WHAT NEEDS TO BE DONE –
From the entries below, pull out each line where "nella" appears.

— BEGIN EXERCISE INPUTS —

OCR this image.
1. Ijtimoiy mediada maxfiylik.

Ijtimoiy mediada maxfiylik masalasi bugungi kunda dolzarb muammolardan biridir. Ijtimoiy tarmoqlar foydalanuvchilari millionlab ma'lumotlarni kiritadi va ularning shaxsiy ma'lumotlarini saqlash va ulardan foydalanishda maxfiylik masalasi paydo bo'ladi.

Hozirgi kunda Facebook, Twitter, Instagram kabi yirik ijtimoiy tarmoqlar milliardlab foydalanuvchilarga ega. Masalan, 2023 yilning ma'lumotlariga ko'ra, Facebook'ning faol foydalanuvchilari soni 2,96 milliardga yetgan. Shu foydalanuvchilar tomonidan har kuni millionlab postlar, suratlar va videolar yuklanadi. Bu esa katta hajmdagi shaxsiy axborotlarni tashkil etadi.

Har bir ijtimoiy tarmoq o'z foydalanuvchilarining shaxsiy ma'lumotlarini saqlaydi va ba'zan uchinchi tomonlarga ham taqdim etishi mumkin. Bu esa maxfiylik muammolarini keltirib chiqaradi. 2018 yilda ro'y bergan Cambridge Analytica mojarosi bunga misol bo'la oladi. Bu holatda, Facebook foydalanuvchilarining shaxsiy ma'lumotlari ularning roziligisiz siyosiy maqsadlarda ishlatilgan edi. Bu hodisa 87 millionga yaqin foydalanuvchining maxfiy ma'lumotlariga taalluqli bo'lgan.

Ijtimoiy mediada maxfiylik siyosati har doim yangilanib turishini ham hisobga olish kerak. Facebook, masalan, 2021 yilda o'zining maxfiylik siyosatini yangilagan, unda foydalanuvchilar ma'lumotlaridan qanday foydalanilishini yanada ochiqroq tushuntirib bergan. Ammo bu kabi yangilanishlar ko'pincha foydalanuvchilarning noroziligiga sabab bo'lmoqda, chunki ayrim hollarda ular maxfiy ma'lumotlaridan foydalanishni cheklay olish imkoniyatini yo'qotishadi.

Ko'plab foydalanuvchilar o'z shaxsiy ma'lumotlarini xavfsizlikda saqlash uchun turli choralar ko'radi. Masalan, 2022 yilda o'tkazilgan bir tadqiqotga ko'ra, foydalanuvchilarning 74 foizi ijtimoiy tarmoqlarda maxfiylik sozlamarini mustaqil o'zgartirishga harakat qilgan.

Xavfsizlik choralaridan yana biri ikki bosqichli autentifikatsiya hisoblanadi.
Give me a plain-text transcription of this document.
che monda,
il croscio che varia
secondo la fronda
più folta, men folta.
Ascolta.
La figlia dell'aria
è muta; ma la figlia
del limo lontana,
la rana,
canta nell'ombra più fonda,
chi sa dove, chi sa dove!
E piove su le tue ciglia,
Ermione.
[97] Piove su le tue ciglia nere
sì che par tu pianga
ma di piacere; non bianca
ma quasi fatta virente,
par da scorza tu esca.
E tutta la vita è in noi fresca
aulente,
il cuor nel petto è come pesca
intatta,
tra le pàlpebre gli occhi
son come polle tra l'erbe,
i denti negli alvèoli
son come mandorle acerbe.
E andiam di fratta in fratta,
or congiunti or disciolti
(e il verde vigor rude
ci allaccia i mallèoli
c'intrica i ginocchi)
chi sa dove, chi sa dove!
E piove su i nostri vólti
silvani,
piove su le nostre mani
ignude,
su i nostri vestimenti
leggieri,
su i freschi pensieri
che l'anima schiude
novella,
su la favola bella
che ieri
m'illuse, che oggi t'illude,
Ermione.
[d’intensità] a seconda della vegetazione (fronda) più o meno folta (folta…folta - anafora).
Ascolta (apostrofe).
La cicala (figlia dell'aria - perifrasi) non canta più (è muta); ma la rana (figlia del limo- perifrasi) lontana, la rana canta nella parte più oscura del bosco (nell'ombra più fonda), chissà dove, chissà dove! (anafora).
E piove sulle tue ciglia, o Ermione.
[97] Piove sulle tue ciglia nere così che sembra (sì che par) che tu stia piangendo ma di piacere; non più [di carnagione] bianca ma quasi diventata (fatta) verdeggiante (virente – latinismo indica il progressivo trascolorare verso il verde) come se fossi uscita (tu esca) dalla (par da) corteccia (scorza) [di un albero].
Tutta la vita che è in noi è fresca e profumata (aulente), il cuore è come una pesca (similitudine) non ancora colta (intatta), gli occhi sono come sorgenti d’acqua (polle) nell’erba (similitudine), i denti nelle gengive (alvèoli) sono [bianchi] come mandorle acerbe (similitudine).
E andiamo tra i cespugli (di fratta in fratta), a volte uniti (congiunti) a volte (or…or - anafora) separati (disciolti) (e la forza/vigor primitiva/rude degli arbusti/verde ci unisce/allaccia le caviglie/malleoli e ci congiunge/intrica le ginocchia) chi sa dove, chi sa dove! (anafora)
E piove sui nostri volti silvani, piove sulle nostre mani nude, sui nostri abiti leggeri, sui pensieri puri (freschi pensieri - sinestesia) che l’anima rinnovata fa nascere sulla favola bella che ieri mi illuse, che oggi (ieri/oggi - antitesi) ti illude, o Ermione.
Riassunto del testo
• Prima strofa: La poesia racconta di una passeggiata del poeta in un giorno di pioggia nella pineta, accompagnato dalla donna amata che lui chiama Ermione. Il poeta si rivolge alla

— END EXERCISE INPUTS —

WRITTEN SOLUTION –
La cicala (figlia dell'aria - perifrasi) non canta più (è muta); ma la rana (figlia del limo- perifrasi) lontana, la rana canta nella parte più oscura del bosco (nell'ombra più fonda), chissà dove, chissà dove! (anafora).
• Prima strofa: La poesia racconta di una passeggiata del poeta in un giorno di pioggia nella pineta, accompagnato dalla donna amata che lui chiama Ermione. Il poeta si rivolge alla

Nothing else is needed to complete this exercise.